▶ **AIM**: Write out the records below once more, exactly as they stand.

++++++++

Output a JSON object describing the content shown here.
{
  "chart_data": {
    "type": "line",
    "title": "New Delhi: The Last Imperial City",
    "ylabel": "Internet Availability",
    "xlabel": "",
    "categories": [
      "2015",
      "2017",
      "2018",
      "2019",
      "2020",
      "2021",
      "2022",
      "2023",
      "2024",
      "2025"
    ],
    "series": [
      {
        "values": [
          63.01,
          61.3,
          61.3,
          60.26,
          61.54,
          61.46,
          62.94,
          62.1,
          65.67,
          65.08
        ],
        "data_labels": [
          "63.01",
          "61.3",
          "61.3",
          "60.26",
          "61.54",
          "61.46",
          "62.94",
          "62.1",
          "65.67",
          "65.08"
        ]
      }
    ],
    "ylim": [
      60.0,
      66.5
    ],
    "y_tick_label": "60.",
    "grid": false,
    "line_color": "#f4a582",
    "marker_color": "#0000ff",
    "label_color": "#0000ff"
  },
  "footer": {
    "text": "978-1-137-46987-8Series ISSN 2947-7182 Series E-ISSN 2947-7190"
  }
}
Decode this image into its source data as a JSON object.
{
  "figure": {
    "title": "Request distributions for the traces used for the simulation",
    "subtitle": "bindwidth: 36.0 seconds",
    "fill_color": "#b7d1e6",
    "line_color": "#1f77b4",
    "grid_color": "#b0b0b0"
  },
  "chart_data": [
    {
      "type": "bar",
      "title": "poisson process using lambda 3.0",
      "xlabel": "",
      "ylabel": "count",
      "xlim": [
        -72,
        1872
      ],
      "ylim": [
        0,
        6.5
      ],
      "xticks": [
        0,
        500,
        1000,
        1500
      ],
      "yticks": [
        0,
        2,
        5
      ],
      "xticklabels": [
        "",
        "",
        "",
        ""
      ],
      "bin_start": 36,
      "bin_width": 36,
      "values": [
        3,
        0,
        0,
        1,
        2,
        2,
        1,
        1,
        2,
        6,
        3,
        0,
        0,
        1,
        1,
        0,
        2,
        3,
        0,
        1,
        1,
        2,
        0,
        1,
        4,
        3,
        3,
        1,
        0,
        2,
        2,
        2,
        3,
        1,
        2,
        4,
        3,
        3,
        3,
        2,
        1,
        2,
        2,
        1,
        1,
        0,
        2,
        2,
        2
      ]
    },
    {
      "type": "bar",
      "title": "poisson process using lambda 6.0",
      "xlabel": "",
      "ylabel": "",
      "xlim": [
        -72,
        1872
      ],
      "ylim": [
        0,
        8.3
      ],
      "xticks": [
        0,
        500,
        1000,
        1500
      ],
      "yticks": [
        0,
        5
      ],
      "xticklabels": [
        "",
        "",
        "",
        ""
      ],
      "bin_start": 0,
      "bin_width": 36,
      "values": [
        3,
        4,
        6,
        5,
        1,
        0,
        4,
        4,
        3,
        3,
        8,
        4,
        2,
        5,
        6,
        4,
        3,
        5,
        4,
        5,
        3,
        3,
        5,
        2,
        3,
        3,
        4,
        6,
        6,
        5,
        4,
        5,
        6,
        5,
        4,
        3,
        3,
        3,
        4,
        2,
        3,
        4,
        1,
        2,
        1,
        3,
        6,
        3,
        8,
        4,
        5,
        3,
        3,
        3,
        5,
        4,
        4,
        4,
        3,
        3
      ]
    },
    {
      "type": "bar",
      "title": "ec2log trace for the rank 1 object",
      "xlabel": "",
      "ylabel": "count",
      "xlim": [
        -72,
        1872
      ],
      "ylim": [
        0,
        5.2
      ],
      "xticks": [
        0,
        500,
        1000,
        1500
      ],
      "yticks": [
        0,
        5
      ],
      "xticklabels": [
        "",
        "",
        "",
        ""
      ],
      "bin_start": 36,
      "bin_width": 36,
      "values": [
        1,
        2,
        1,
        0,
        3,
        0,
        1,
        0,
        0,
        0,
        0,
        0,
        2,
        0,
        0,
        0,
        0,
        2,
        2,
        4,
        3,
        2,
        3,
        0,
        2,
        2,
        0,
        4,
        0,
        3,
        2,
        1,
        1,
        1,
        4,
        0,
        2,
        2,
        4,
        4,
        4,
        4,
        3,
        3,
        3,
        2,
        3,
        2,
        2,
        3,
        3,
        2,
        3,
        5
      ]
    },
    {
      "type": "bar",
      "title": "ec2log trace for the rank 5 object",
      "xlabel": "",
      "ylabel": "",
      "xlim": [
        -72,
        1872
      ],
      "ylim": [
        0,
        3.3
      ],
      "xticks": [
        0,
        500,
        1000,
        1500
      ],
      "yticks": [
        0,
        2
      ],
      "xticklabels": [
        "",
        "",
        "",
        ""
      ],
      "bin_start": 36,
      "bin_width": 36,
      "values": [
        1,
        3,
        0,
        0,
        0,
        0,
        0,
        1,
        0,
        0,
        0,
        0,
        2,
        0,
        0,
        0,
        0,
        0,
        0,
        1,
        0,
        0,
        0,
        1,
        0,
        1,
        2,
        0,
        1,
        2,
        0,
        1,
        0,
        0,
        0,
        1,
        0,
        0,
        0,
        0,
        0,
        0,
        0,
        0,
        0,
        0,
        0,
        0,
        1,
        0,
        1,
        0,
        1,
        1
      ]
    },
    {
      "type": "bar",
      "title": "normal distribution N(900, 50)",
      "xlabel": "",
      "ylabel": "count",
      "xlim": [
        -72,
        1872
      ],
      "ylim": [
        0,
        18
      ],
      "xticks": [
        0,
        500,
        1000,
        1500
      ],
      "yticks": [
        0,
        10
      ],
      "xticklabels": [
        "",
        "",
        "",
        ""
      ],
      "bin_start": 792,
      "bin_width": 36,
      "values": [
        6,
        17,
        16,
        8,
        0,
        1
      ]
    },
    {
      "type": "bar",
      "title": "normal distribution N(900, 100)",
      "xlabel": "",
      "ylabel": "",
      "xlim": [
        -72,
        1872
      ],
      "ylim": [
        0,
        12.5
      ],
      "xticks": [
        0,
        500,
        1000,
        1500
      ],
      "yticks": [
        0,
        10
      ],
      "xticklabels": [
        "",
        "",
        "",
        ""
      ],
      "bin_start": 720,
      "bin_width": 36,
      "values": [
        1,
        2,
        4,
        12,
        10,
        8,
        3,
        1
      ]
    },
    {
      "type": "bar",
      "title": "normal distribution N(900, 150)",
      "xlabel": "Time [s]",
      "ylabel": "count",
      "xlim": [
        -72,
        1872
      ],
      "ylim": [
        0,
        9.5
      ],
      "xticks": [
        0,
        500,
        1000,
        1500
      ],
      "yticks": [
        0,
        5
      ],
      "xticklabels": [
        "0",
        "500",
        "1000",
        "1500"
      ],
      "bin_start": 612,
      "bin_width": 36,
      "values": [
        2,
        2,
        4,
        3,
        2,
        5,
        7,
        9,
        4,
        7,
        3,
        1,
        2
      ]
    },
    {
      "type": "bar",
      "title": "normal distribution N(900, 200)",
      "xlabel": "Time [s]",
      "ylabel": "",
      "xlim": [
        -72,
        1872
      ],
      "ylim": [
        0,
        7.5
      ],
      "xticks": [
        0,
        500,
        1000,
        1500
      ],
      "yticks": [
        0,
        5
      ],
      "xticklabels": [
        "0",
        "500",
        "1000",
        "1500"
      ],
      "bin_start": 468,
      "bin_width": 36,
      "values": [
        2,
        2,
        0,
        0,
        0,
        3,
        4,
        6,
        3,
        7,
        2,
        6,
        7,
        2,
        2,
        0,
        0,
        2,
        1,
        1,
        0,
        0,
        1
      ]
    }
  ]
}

++++++++

▶ **COMPLETED TASK**:
Output a JSON object describing the content shown here.
{
  "chart_data": {
    "type": "line",
    "title": "New Delhi: The Last Imperial City",
    "ylabel": "Internet Availability",
    "xlabel": "",
    "categories": [
      "2015",
      "2017",
      "2018",
      "2019",
      "2020",
      "2021",
      "2022",
      "2023",
      "2024",
      "2025"
    ],
    "series": [
      {
        "values": [
          63.01,
          61.3,
          61.3,
          60.26,
          61.54,
          61.46,
          62.94,
          62.1,
          65.67,
          65.08
        ],
        "data_labels": [
          "63.01",
          "61.3",
          "61.3",
          "60.26",
          "61.54",
          "61.46",
          "62.94",
          "62.1",
          "65.67",
          "65.08"
        ]
      }
    ],
    "ylim": [
      60.0,
      66.5
    ],
    "y_tick_label": "60.",
    "grid": false,
    "line_color": "#f4a582",
    "marker_color": "#0000ff",
    "label_color": "#0000ff"
  },
  "footer": {
    "text": "978-1-137-46987-8Series ISSN 2947-7182 Series E-ISSN 2947-7190"
  }
}
Decode this image into its source data as a JSON object.
{
  "figure": {
    "title": "Request distributions for the traces used for the simulation",
    "subtitle": "bindwidth: 36.0 seconds",
    "fill_color": "#b7d1e6",
    "line_color": "#1f77b4",
    "grid_color": "#b0b0b0"
  },
  "chart_data": [
    {
      "type": "bar",
      "title": "poisson process using lambda 3.0",
      "xlabel": "",
      "ylabel": "count",
      "xlim": [
        -72,
        1872
      ],
      "ylim": [
        0,
        6.5
      ],
      "xticks": [
        0,
        500,
        1000,
        1500
      ],
      "yticks": [
        0,
        2,
        5
      ],
      "xticklabels": [
        "",
        "",
        "",
        ""
      ],
      "bin_start": 36,
      "bin_width": 36,
      "values": [
        3,
        0,
        0,
        1,
        2,
        2,
        1,
        1,
        2,
        6,
        3,
        0,
        0,
        1,
        1,
        0,
        2,
        3,
        0,
        1,
        1,
        2,
        0,
        1,
        4,
        3,
        3,
        1,
        0,
        2,
        2,
        2,
        3,
        1,
        2,
        4,
        3,
        3,
        3,
        2,
        1,
        2,
        2,
        1,
        1,
        0,
        2,
        2,
        2
      ]
    },
    {
      "type": "bar",
      "title": "poisson process using lambda 6.0",
      "xlabel": "",
      "ylabel": "",
      "xlim": [
        -72,
        1872
      ],
      "ylim": [
        0,
        8.3
      ],
      "xticks": [
        0,
        500,
        1000,
        1500
      ],
      "yticks": [
        0,
        5
      ],
      "xticklabels": [
        "",
        "",
        "",
        ""
      ],
      "bin_start": 0,
      "bin_width": 36,
      "values": [
        3,
        4,
        6,
        5,
        1,
        0,
        4,
        4,
        3,
        3,
        8,
        4,
        2,
        5,
        6,
        4,
        3,
        5,
        4,
        5,
        3,
        3,
        5,
        2,
        3,
        3,
        4,
        6,
        6,
        5,
        4,
        5,
        6,
        5,
        4,
        3,
        3,
        3,
        4,
        2,
        3,
        4,
        1,
        2,
        1,
        3,
        6,
        3,
        8,
        4,
        5,
        3,
        3,
        3,
        5,
        4,
        4,
        4,
        3,
        3
      ]
    },
    {
      "type": "bar",
      "title": "ec2log trace for the rank 1 object",
      "xlabel": "",
      "ylabel": "count",
      "xlim": [
        -72,
        1872
      ],
      "ylim": [
        0,
        5.2
      ],
      "xticks": [
        0,
        500,
        1000,
        1500
      ],
      "yticks": [
        0,
        5
      ],
      "xticklabels": [
        "",
        "",
        "",
        ""
      ],
      "bin_start": 36,
      "bin_width": 36,
      "values": [
        1,
        2,
        1,
        0,
        3,
        0,
        1,
        0,
        0,
        0,
        0,
        0,
        2,
        0,
        0,
        0,
        0,
        2,
        2,
        4,
        3,
        2,
        3,
        0,
        2,
        2,
        0,
        4,
        0,
        3,
        2,
        1,
        1,
        1,
        4,
        0,
        2,
        2,
        4,
        4,
        4,
        4,
        3,
        3,
        3,
        2,
        3,
        2,
        2,
        3,
        3,
        2,
        3,
        5
      ]
    },
    {
      "type": "bar",
      "title": "ec2log trace for the rank 5 object",
      "xlabel": "",
      "ylabel": "",
      "xlim": [
        -72,
        1872
      ],
      "ylim": [
        0,
        3.3
      ],
      "xticks": [
        0,
        500,
        1000,
        1500
      ],
      "yticks": [
        0,
        2
      ],
      "xticklabels": [
        "",
        "",
        "",
        ""
      ],
      "bin_start": 36,
      "bin_width": 36,
      "values": [
        1,
        3,
        0,
        0,
        0,
        0,
        0,
        1,
        0,
        0,
        0,
        0,
        2,
        0,
        0,
        0,
        0,
        0,
        0,
        1,
        0,
        0,
        0,
        1,
        0,
        1,
        2,
        0,
        1,
        2,
        0,
        1,
        0,
        0,
        0,
        1,
        0,
        0,
        0,
        0,
        0,
        0,
        0,
        0,
        0,
        0,
        0,
        0,
        1,
        0,
        1,
        0,
        1,
        1
      ]
    },
    {
      "type": "bar",
      "title": "normal distribution N(900, 50)",
      "xlabel": "",
      "ylabel": "count",
      "xlim": [
        -72,
        1872
      ],
      "ylim": [
        0,
        18
      ],
      "xticks": [
        0,
        500,
        1000,
        1500
      ],
      "yticks": [
        0,
        10
      ],
      "xticklabels": [
        "",
        "",
        "",
        ""
      ],
      "bin_start": 792,
      "bin_width": 36,
      "values": [
        6,
        17,
        16,
        8,
        0,
        1
      ]
    },
    {
      "type": "bar",
      "title": "normal distribution N(900, 100)",
      "xlabel": "",
      "ylabel": "",
      "xlim": [
        -72,
        1872
      ],
      "ylim": [
        0,
        12.5
      ],
      "xticks": [
        0,
        500,
        1000,
        1500
      ],
      "yticks": [
        0,
        10
      ],
      "xticklabels": [
        "",
        "",
        "",
        ""
      ],
      "bin_start": 720,
      "bin_width": 36,
      "values": [
        1,
        2,
        4,
        12,
        10,
        8,
        3,
        1
      ]
    },
    {
      "type": "bar",
      "title": "normal distribution N(900, 150)",
      "xlabel": "Time [s]",
      "ylabel": "count",
      "xlim": [
        -72,
        1872
      ],
      "ylim": [
        0,
        9.5
      ],
      "xticks": [
        0,
        500,
        1000,
        1500
      ],
      "yticks": [
        0,
        5
      ],
      "xticklabels": [
        "0",
        "500",
        "1000",
        "1500"
      ],
      "bin_start": 612,
      "bin_width": 36,
      "values": [
        2,
        2,
        4,
        3,
        2,
        5,
        7,
        9,
        4,
        7,
        3,
        1,
        2
      ]
    },
    {
      "type": "bar",
      "title": "normal distribution N(900, 200)",
      "xlabel": "Time [s]",
      "ylabel": "",
      "xlim": [
        -72,
        1872
      ],
      "ylim": [
        0,
        7.5
      ],
      "xticks": [
        0,
        500,
        1000,
        1500
      ],
      "yticks": [
        0,
        5
      ],
      "xticklabels": [
        "0",
        "500",
        "1000",
        "1500"
      ],
      "bin_start": 468,
      "bin_width": 36,
      "values": [
        2,
        2,
        0,
        0,
        0,
        3,
        4,
        6,
        3,
        7,
        2,
        6,
        7,
        2,
        2,
        0,
        0,
        2,
        1,
        1,
        0,
        0,
        1
      ]
    }
  ]
}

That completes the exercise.